GIVEN EXERCISE — Without including the pictures, copy out every line below.
---+---
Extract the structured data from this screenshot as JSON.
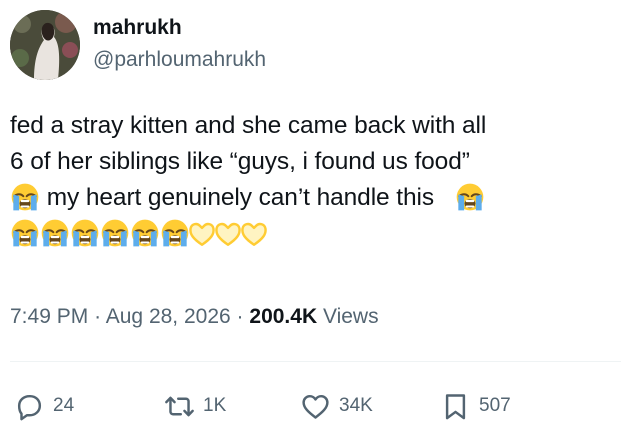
{
  "author": {
    "display_name": "mahrukh",
    "handle": "@parhloumahrukh",
    "avatar_icon": "profile-photo"
  },
  "tweet": {
    "line1": "fed a stray kitten and she came back with all",
    "line2": "6 of her siblings like “guys, i found us food”",
    "line3_text": "my heart genuinely can’t handle this",
    "emoji_cry": "loudly-crying-face",
    "emoji_heart": "yellow-heart-hands"
  },
  "meta": {
    "time": "7:49 PM",
    "separator": "·",
    "date": "Aug 28, 2026",
    "views_count": "200.4K",
    "views_label": "Views"
  },
  "actions": {
    "reply": {
      "count": "24",
      "icon": "reply-icon"
    },
    "retweet": {
      "count": "1K",
      "icon": "retweet-icon"
    },
    "like": {
      "count": "34K",
      "icon": "heart-icon"
    },
    "bookmark": {
      "count": "507",
      "icon": "bookmark-icon"
    }
  },
  "colors": {
    "text": "#0f1419",
    "secondary": "#536471",
    "divider": "#eff3f4",
    "emoji_yellow": "#ffcc33",
    "tear_blue": "#5dadec"
  }
}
---+---
ANSWER TO THIS EXERCISE —
Extract the structured data from this screenshot as JSON.
{
  "author": {
    "display_name": "mahrukh",
    "handle": "@parhloumahrukh",
    "avatar_icon": "profile-photo"
  },
  "tweet": {
    "line1": "fed a stray kitten and she came back with all",
    "line2": "6 of her siblings like “guys, i found us food”",
    "line3_text": "my heart genuinely can’t handle this",
    "emoji_cry": "loudly-crying-face",
    "emoji_heart": "yellow-heart-hands"
  },
  "meta": {
    "time": "7:49 PM",
    "separator": "·",
    "date": "Aug 28, 2026",
    "views_count": "200.4K",
    "views_label": "Views"
  },
  "actions": {
    "reply": {
      "count": "24",
      "icon": "reply-icon"
    },
    "retweet": {
      "count": "1K",
      "icon": "retweet-icon"
    },
    "like": {
      "count": "34K",
      "icon": "heart-icon"
    },
    "bookmark": {
      "count": "507",
      "icon": "bookmark-icon"
    }
  },
  "colors": {
    "text": "#0f1419",
    "secondary": "#536471",
    "divider": "#eff3f4",
    "emoji_yellow": "#ffcc33",
    "tear_blue": "#5dadec"
  }
}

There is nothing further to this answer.